(Data listing)
● ● ● ●
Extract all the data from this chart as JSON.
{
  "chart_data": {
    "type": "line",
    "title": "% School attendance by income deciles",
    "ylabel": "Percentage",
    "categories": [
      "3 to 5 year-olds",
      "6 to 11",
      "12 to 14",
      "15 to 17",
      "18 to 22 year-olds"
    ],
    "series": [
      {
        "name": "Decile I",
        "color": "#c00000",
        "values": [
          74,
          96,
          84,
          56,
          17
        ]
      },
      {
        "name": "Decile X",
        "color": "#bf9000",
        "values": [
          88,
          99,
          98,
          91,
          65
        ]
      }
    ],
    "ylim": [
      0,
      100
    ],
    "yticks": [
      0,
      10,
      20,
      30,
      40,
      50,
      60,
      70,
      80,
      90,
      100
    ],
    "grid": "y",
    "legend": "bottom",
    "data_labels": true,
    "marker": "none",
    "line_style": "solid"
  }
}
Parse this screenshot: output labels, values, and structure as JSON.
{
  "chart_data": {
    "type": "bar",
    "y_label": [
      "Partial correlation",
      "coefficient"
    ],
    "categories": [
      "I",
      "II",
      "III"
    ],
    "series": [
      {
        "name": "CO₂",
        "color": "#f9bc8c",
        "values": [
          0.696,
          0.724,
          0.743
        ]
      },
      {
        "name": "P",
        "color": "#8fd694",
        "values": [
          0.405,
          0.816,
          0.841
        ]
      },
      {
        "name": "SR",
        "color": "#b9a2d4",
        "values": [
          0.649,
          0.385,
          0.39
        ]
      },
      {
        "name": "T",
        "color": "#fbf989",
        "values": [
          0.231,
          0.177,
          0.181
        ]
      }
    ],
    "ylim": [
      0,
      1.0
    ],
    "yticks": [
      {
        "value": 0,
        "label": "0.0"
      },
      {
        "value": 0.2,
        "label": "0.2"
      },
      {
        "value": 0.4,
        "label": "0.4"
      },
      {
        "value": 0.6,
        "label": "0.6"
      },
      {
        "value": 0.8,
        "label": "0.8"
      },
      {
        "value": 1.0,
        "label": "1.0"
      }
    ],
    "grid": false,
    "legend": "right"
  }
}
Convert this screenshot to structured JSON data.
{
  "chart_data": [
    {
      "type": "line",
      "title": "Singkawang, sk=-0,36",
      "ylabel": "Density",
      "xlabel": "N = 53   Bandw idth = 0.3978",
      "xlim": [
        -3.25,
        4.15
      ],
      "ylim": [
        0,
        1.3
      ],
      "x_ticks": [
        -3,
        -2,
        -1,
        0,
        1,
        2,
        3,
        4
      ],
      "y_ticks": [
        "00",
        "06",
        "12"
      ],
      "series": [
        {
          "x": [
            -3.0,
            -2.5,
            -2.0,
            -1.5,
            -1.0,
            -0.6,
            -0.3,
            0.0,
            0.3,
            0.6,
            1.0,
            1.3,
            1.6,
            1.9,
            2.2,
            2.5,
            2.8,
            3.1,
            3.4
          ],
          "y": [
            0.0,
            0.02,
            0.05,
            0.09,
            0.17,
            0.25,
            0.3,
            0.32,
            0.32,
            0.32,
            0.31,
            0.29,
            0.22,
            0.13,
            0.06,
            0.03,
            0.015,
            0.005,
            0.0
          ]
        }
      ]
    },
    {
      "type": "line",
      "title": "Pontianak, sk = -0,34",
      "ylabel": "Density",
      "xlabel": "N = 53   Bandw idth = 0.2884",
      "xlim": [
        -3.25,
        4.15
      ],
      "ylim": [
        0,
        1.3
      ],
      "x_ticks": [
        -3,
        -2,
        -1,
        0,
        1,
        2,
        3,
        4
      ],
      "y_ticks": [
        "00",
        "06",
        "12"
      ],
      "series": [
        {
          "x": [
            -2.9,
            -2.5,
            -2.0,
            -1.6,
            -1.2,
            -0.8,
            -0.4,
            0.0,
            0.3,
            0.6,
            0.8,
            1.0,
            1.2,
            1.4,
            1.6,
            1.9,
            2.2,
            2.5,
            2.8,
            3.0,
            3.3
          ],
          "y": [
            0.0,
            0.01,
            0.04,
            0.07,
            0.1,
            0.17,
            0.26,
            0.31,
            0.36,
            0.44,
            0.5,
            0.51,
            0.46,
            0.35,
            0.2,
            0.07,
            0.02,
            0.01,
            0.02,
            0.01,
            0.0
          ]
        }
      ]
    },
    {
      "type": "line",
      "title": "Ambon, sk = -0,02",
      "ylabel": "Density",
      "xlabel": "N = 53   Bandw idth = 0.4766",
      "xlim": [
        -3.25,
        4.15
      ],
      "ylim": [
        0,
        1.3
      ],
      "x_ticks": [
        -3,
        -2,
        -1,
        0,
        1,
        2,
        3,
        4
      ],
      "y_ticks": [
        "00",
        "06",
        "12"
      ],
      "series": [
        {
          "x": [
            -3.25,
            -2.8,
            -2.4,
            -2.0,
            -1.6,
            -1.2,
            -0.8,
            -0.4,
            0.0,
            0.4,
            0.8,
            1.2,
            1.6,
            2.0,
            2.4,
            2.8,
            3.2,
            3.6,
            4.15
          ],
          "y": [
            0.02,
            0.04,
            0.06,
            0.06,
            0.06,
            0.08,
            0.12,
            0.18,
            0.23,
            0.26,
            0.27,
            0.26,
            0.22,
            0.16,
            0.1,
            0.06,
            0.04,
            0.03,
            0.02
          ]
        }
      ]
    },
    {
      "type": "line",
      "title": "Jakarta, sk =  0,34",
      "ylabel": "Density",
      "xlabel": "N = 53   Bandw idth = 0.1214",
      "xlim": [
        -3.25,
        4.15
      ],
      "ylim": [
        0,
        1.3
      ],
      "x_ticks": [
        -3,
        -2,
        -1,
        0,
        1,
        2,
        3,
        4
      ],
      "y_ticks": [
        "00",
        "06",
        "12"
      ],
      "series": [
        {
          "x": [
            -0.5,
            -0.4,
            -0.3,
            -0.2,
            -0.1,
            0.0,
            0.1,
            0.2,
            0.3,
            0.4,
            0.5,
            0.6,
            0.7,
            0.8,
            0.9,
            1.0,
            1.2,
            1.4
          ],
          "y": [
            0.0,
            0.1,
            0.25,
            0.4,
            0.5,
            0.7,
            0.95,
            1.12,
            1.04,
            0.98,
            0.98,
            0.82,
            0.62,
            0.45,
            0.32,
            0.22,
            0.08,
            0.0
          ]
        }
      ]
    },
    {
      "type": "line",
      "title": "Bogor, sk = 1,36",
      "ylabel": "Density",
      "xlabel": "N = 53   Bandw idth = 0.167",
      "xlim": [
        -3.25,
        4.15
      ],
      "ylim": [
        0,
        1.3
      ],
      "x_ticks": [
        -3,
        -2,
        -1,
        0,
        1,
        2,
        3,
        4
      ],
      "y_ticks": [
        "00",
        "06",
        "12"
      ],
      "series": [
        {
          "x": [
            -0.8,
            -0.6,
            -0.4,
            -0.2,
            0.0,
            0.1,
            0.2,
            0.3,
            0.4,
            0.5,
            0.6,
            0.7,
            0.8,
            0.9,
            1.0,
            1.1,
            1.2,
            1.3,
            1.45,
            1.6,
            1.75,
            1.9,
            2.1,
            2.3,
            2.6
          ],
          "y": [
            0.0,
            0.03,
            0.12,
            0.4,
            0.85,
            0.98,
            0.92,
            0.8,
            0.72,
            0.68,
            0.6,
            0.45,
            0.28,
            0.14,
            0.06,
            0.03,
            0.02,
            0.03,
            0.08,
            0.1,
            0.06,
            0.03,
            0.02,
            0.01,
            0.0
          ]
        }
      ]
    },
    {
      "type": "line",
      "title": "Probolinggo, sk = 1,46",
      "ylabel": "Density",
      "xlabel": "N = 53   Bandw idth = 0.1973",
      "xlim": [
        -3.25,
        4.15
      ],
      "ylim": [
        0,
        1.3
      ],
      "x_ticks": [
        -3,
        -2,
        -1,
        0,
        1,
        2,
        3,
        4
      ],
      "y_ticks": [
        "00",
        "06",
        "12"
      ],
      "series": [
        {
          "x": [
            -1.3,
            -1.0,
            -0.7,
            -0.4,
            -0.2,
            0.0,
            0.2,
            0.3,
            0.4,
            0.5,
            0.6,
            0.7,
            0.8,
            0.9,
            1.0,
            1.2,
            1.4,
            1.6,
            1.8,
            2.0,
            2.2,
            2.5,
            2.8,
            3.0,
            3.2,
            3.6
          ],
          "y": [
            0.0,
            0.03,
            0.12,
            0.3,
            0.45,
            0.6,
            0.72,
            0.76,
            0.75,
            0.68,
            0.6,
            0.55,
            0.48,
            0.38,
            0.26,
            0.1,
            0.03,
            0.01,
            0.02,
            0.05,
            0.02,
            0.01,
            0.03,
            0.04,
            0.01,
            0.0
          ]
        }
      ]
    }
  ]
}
● ● ● ●
PROBLEM TO SOLVE: Each line in the listing above that contains "idth" should be copied.

THE COMPLETED TASK:
      "xlabel": "N = 53   Bandw idth = 0.3978",
      "xlabel": "N = 53   Bandw idth = 0.2884",
      "xlabel": "N = 53   Bandw idth = 0.4766",
      "xlabel": "N = 53   Bandw idth = 0.1214",
      "xlabel": "N = 53   Bandw idth = 0.167",
      "xlabel": "N = 53   Bandw idth = 0.1973",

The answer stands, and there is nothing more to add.